### Your task
Your task is to write out the complete listing exactly as it is shown.

— Start Data —

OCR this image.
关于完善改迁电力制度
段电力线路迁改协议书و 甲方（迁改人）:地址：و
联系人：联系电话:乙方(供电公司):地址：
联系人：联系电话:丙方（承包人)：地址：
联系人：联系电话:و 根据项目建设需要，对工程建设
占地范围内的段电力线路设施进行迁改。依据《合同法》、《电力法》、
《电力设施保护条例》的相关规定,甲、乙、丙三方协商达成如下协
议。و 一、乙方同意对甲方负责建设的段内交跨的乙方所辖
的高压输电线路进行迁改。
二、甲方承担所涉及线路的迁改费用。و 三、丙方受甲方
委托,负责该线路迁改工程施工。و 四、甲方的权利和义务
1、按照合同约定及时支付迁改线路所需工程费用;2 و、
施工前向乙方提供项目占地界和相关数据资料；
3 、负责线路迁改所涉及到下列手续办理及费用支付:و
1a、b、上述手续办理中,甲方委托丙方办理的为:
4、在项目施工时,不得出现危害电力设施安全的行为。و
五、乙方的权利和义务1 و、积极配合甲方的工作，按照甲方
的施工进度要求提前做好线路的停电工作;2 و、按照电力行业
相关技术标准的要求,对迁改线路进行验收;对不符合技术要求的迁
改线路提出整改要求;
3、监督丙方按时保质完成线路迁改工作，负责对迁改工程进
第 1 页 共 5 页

— End Data —

### Output
OCR this image.
关于完善改迁电力制度
段电力线路迁改协议书و 甲方（迁改人）:地址：و
联系人：联系电话:乙方(供电公司):地址：
联系人：联系电话:丙方（承包人)：地址：
联系人：联系电话:و 根据项目建设需要，对工程建设
占地范围内的段电力线路设施进行迁改。依据《合同法》、《电力法》、
《电力设施保护条例》的相关规定,甲、乙、丙三方协商达成如下协
议。و 一、乙方同意对甲方负责建设的段内交跨的乙方所辖
的高压输电线路进行迁改。
二、甲方承担所涉及线路的迁改费用。و 三、丙方受甲方
委托,负责该线路迁改工程施工。و 四、甲方的权利和义务
1、按照合同约定及时支付迁改线路所需工程费用;2 و、
施工前向乙方提供项目占地界和相关数据资料；
3 、负责线路迁改所涉及到下列手续办理及费用支付:و
1a、b、上述手续办理中,甲方委托丙方办理的为:
4、在项目施工时,不得出现危害电力设施安全的行为。و
五、乙方的权利和义务1 و、积极配合甲方的工作，按照甲方
的施工进度要求提前做好线路的停电工作;2 و、按照电力行业
相关技术标准的要求,对迁改线路进行验收;对不符合技术要求的迁
改线路提出整改要求;
3、监督丙方按时保质完成线路迁改工作，负责对迁改工程进
第 1 页 共 5 页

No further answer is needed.